● GIVEN TASK: Please print all of the material below, word for word.

● DATA FOR THIS TASK:
● ● ●
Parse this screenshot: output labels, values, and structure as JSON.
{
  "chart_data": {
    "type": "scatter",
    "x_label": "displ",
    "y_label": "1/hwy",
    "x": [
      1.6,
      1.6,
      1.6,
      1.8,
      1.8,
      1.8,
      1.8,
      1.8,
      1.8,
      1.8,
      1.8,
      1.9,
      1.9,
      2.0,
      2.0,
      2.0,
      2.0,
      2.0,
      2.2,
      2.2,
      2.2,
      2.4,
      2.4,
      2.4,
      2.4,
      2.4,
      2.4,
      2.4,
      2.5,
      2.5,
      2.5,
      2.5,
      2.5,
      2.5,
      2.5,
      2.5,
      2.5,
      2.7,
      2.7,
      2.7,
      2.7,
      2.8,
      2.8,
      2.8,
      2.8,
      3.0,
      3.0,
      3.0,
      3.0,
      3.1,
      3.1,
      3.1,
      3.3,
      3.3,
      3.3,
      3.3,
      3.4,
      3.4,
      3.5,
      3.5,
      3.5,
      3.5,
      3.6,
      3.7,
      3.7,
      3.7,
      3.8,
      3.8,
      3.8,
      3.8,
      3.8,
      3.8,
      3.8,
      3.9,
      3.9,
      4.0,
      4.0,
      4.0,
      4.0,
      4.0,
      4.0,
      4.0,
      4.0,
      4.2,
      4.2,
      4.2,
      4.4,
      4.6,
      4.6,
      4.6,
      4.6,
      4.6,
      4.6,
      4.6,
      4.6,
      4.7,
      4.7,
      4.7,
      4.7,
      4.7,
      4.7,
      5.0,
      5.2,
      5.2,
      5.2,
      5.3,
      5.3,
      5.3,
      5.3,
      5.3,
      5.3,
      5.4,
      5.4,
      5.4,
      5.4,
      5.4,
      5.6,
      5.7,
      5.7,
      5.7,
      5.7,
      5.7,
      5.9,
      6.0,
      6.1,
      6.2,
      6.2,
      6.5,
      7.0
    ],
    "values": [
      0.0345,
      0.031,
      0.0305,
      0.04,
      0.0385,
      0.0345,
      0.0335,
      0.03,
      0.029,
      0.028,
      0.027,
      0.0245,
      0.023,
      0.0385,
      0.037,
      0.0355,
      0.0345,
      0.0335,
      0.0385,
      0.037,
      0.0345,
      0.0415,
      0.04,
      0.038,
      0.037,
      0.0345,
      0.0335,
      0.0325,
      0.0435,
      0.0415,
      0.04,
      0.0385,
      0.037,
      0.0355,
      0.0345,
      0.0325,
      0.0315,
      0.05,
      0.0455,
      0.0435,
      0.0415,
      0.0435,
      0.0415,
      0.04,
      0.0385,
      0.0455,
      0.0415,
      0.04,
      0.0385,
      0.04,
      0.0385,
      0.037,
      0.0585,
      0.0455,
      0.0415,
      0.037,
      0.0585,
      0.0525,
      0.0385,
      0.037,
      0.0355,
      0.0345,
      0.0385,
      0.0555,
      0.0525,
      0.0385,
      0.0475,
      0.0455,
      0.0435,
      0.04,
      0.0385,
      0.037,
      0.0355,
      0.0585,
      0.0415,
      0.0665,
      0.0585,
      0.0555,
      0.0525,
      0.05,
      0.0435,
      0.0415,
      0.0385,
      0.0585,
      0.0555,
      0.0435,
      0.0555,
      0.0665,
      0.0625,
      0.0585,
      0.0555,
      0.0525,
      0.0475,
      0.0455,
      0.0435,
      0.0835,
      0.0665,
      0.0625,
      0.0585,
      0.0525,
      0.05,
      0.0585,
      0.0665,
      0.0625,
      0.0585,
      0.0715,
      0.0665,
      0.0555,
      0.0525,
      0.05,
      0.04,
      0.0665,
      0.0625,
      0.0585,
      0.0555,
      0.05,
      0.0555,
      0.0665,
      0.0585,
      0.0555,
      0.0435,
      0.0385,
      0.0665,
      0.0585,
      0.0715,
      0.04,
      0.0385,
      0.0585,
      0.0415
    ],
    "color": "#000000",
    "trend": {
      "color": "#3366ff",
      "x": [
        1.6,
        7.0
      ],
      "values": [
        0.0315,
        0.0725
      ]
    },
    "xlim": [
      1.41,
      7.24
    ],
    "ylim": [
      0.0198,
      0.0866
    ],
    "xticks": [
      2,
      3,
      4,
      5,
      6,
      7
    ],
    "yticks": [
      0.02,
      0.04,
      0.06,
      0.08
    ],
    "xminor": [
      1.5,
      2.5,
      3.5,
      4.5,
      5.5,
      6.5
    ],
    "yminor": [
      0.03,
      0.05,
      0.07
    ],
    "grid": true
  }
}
● ● ●
● RESULT FOR THIS TASK:
Parse this screenshot: output labels, values, and structure as JSON.
{
  "chart_data": {
    "type": "scatter",
    "x_label": "displ",
    "y_label": "1/hwy",
    "x": [
      1.6,
      1.6,
      1.6,
      1.8,
      1.8,
      1.8,
      1.8,
      1.8,
      1.8,
      1.8,
      1.8,
      1.9,
      1.9,
      2.0,
      2.0,
      2.0,
      2.0,
      2.0,
      2.2,
      2.2,
      2.2,
      2.4,
      2.4,
      2.4,
      2.4,
      2.4,
      2.4,
      2.4,
      2.5,
      2.5,
      2.5,
      2.5,
      2.5,
      2.5,
      2.5,
      2.5,
      2.5,
      2.7,
      2.7,
      2.7,
      2.7,
      2.8,
      2.8,
      2.8,
      2.8,
      3.0,
      3.0,
      3.0,
      3.0,
      3.1,
      3.1,
      3.1,
      3.3,
      3.3,
      3.3,
      3.3,
      3.4,
      3.4,
      3.5,
      3.5,
      3.5,
      3.5,
      3.6,
      3.7,
      3.7,
      3.7,
      3.8,
      3.8,
      3.8,
      3.8,
      3.8,
      3.8,
      3.8,
      3.9,
      3.9,
      4.0,
      4.0,
      4.0,
      4.0,
      4.0,
      4.0,
      4.0,
      4.0,
      4.2,
      4.2,
      4.2,
      4.4,
      4.6,
      4.6,
      4.6,
      4.6,
      4.6,
      4.6,
      4.6,
      4.6,
      4.7,
      4.7,
      4.7,
      4.7,
      4.7,
      4.7,
      5.0,
      5.2,
      5.2,
      5.2,
      5.3,
      5.3,
      5.3,
      5.3,
      5.3,
      5.3,
      5.4,
      5.4,
      5.4,
      5.4,
      5.4,
      5.6,
      5.7,
      5.7,
      5.7,
      5.7,
      5.7,
      5.9,
      6.0,
      6.1,
      6.2,
      6.2,
      6.5,
      7.0
    ],
    "values": [
      0.0345,
      0.031,
      0.0305,
      0.04,
      0.0385,
      0.0345,
      0.0335,
      0.03,
      0.029,
      0.028,
      0.027,
      0.0245,
      0.023,
      0.0385,
      0.037,
      0.0355,
      0.0345,
      0.0335,
      0.0385,
      0.037,
      0.0345,
      0.0415,
      0.04,
      0.038,
      0.037,
      0.0345,
      0.0335,
      0.0325,
      0.0435,
      0.0415,
      0.04,
      0.0385,
      0.037,
      0.0355,
      0.0345,
      0.0325,
      0.0315,
      0.05,
      0.0455,
      0.0435,
      0.0415,
      0.0435,
      0.0415,
      0.04,
      0.0385,
      0.0455,
      0.0415,
      0.04,
      0.0385,
      0.04,
      0.0385,
      0.037,
      0.0585,
      0.0455,
      0.0415,
      0.037,
      0.0585,
      0.0525,
      0.0385,
      0.037,
      0.0355,
      0.0345,
      0.0385,
      0.0555,
      0.0525,
      0.0385,
      0.0475,
      0.0455,
      0.0435,
      0.04,
      0.0385,
      0.037,
      0.0355,
      0.0585,
      0.0415,
      0.0665,
      0.0585,
      0.0555,
      0.0525,
      0.05,
      0.0435,
      0.0415,
      0.0385,
      0.0585,
      0.0555,
      0.0435,
      0.0555,
      0.0665,
      0.0625,
      0.0585,
      0.0555,
      0.0525,
      0.0475,
      0.0455,
      0.0435,
      0.0835,
      0.0665,
      0.0625,
      0.0585,
      0.0525,
      0.05,
      0.0585,
      0.0665,
      0.0625,
      0.0585,
      0.0715,
      0.0665,
      0.0555,
      0.0525,
      0.05,
      0.04,
      0.0665,
      0.0625,
      0.0585,
      0.0555,
      0.05,
      0.0555,
      0.0665,
      0.0585,
      0.0555,
      0.0435,
      0.0385,
      0.0665,
      0.0585,
      0.0715,
      0.04,
      0.0385,
      0.0585,
      0.0415
    ],
    "color": "#000000",
    "trend": {
      "color": "#3366ff",
      "x": [
        1.6,
        7.0
      ],
      "values": [
        0.0315,
        0.0725
      ]
    },
    "xlim": [
      1.41,
      7.24
    ],
    "ylim": [
      0.0198,
      0.0866
    ],
    "xticks": [
      2,
      3,
      4,
      5,
      6,
      7
    ],
    "yticks": [
      0.02,
      0.04,
      0.06,
      0.08
    ],
    "xminor": [
      1.5,
      2.5,
      3.5,
      4.5,
      5.5,
      6.5
    ],
    "yminor": [
      0.03,
      0.05,
      0.07
    ],
    "grid": true
  }
}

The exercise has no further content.